- Exercise aim -
Retype the records below exactly as they appear.

- Data supplied -
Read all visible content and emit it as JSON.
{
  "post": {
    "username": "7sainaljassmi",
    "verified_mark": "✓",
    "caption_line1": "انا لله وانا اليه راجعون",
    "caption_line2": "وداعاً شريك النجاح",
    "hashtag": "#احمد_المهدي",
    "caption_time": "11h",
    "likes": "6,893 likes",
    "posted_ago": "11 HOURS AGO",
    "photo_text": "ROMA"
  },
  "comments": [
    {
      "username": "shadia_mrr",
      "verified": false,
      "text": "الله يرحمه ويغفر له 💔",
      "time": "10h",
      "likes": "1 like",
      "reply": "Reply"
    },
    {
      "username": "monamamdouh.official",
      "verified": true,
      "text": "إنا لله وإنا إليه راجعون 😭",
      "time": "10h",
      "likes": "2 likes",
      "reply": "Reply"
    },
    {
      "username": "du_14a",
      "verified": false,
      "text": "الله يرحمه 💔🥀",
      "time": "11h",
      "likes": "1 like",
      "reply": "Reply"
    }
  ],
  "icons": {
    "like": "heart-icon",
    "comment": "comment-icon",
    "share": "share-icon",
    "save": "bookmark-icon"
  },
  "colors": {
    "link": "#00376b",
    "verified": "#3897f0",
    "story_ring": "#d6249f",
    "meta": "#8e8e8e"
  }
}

- Task answer -
Read all visible content and emit it as JSON.
{
  "post": {
    "username": "7sainaljassmi",
    "verified_mark": "✓",
    "caption_line1": "انا لله وانا اليه راجعون",
    "caption_line2": "وداعاً شريك النجاح",
    "hashtag": "#احمد_المهدي",
    "caption_time": "11h",
    "likes": "6,893 likes",
    "posted_ago": "11 HOURS AGO",
    "photo_text": "ROMA"
  },
  "comments": [
    {
      "username": "shadia_mrr",
      "verified": false,
      "text": "الله يرحمه ويغفر له 💔",
      "time": "10h",
      "likes": "1 like",
      "reply": "Reply"
    },
    {
      "username": "monamamdouh.official",
      "verified": true,
      "text": "إنا لله وإنا إليه راجعون 😭",
      "time": "10h",
      "likes": "2 likes",
      "reply": "Reply"
    },
    {
      "username": "du_14a",
      "verified": false,
      "text": "الله يرحمه 💔🥀",
      "time": "11h",
      "likes": "1 like",
      "reply": "Reply"
    }
  ],
  "icons": {
    "like": "heart-icon",
    "comment": "comment-icon",
    "share": "share-icon",
    "save": "bookmark-icon"
  },
  "colors": {
    "link": "#00376b",
    "verified": "#3897f0",
    "story_ring": "#d6249f",
    "meta": "#8e8e8e"
  }
}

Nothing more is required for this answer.